TASK PROMPT |
Transcribe the whole listing without a single picture.

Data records
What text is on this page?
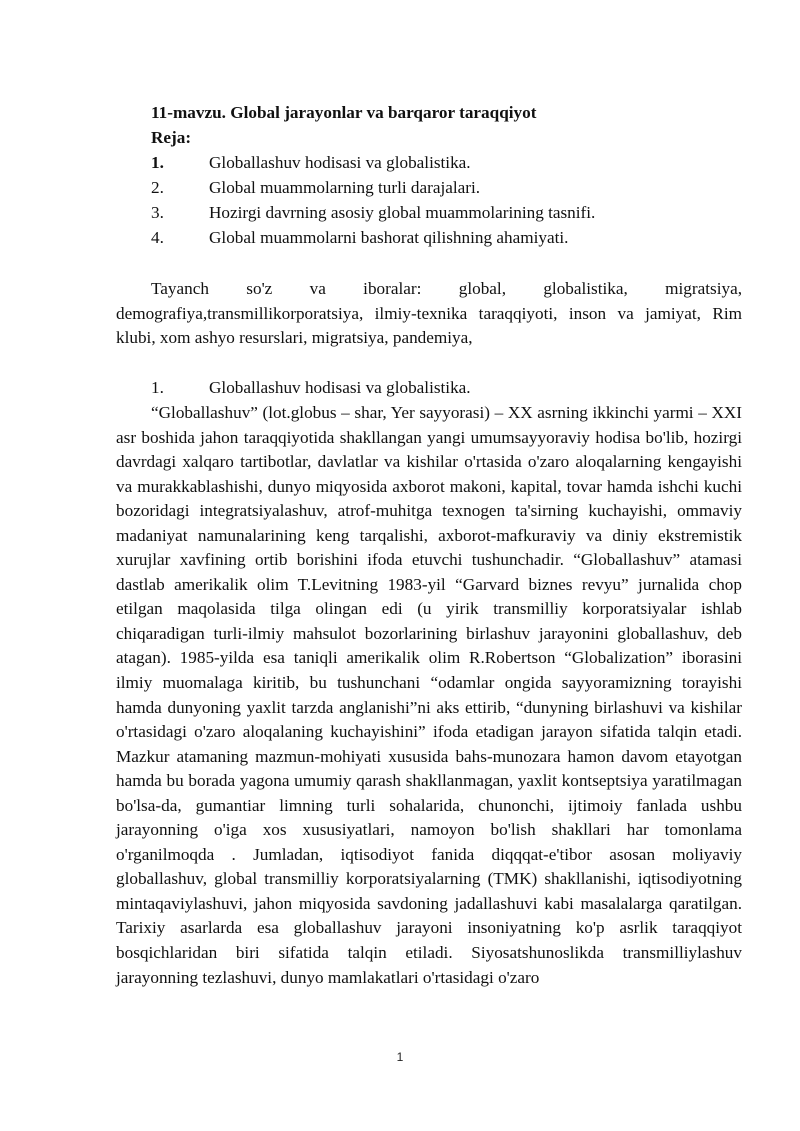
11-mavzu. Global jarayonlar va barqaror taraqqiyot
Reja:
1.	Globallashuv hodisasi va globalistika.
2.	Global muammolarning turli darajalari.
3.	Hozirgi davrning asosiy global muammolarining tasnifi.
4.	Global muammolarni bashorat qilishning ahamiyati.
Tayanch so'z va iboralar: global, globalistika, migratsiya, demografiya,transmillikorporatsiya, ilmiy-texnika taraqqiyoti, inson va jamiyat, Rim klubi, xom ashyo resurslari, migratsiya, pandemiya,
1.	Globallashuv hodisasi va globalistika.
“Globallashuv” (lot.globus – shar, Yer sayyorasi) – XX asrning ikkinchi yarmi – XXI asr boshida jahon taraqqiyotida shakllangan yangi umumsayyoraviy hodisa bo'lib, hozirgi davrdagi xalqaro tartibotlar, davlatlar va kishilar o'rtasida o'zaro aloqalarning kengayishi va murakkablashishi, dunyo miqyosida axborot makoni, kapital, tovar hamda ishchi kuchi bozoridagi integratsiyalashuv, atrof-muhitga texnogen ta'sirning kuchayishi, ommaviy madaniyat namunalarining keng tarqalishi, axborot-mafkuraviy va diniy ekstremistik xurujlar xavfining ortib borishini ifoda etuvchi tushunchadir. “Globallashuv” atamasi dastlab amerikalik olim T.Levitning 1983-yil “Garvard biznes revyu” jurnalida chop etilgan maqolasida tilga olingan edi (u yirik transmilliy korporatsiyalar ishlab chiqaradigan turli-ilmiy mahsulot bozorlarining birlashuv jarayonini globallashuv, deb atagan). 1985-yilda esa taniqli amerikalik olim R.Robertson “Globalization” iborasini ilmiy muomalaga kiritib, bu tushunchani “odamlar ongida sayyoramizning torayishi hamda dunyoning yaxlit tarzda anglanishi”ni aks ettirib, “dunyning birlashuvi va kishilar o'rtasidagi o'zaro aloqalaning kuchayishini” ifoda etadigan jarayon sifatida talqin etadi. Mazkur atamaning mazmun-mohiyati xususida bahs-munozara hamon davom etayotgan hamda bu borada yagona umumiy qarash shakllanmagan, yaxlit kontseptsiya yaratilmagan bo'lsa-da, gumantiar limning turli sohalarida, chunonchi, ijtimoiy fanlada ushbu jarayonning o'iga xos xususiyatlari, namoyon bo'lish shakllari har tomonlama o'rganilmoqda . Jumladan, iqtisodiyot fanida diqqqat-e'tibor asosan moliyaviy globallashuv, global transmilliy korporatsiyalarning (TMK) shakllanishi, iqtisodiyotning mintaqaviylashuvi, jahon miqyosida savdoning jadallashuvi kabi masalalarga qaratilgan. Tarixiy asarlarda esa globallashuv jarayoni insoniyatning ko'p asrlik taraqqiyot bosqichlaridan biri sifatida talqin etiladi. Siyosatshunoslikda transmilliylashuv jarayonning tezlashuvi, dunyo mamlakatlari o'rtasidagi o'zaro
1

SOLVED PROBLEM |
What text is on this page?
11-mavzu. Global jarayonlar va barqaror taraqqiyot
Reja:
1.	Globallashuv hodisasi va globalistika.
2.	Global muammolarning turli darajalari.
3.	Hozirgi davrning asosiy global muammolarining tasnifi.
4.	Global muammolarni bashorat qilishning ahamiyati.
Tayanch so'z va iboralar: global, globalistika, migratsiya, demografiya,transmillikorporatsiya, ilmiy-texnika taraqqiyoti, inson va jamiyat, Rim klubi, xom ashyo resurslari, migratsiya, pandemiya,
1.	Globallashuv hodisasi va globalistika.
“Globallashuv” (lot.globus – shar, Yer sayyorasi) – XX asrning ikkinchi yarmi – XXI asr boshida jahon taraqqiyotida shakllangan yangi umumsayyoraviy hodisa bo'lib, hozirgi davrdagi xalqaro tartibotlar, davlatlar va kishilar o'rtasida o'zaro aloqalarning kengayishi va murakkablashishi, dunyo miqyosida axborot makoni, kapital, tovar hamda ishchi kuchi bozoridagi integratsiyalashuv, atrof-muhitga texnogen ta'sirning kuchayishi, ommaviy madaniyat namunalarining keng tarqalishi, axborot-mafkuraviy va diniy ekstremistik xurujlar xavfining ortib borishini ifoda etuvchi tushunchadir. “Globallashuv” atamasi dastlab amerikalik olim T.Levitning 1983-yil “Garvard biznes revyu” jurnalida chop etilgan maqolasida tilga olingan edi (u yirik transmilliy korporatsiyalar ishlab chiqaradigan turli-ilmiy mahsulot bozorlarining birlashuv jarayonini globallashuv, deb atagan). 1985-yilda esa taniqli amerikalik olim R.Robertson “Globalization” iborasini ilmiy muomalaga kiritib, bu tushunchani “odamlar ongida sayyoramizning torayishi hamda dunyoning yaxlit tarzda anglanishi”ni aks ettirib, “dunyning birlashuvi va kishilar o'rtasidagi o'zaro aloqalaning kuchayishini” ifoda etadigan jarayon sifatida talqin etadi. Mazkur atamaning mazmun-mohiyati xususida bahs-munozara hamon davom etayotgan hamda bu borada yagona umumiy qarash shakllanmagan, yaxlit kontseptsiya yaratilmagan bo'lsa-da, gumantiar limning turli sohalarida, chunonchi, ijtimoiy fanlada ushbu jarayonning o'iga xos xususiyatlari, namoyon bo'lish shakllari har tomonlama o'rganilmoqda . Jumladan, iqtisodiyot fanida diqqqat-e'tibor asosan moliyaviy globallashuv, global transmilliy korporatsiyalarning (TMK) shakllanishi, iqtisodiyotning mintaqaviylashuvi, jahon miqyosida savdoning jadallashuvi kabi masalalarga qaratilgan. Tarixiy asarlarda esa globallashuv jarayoni insoniyatning ko'p asrlik taraqqiyot bosqichlaridan biri sifatida talqin etiladi. Siyosatshunoslikda transmilliylashuv jarayonning tezlashuvi, dunyo mamlakatlari o'rtasidagi o'zaro
1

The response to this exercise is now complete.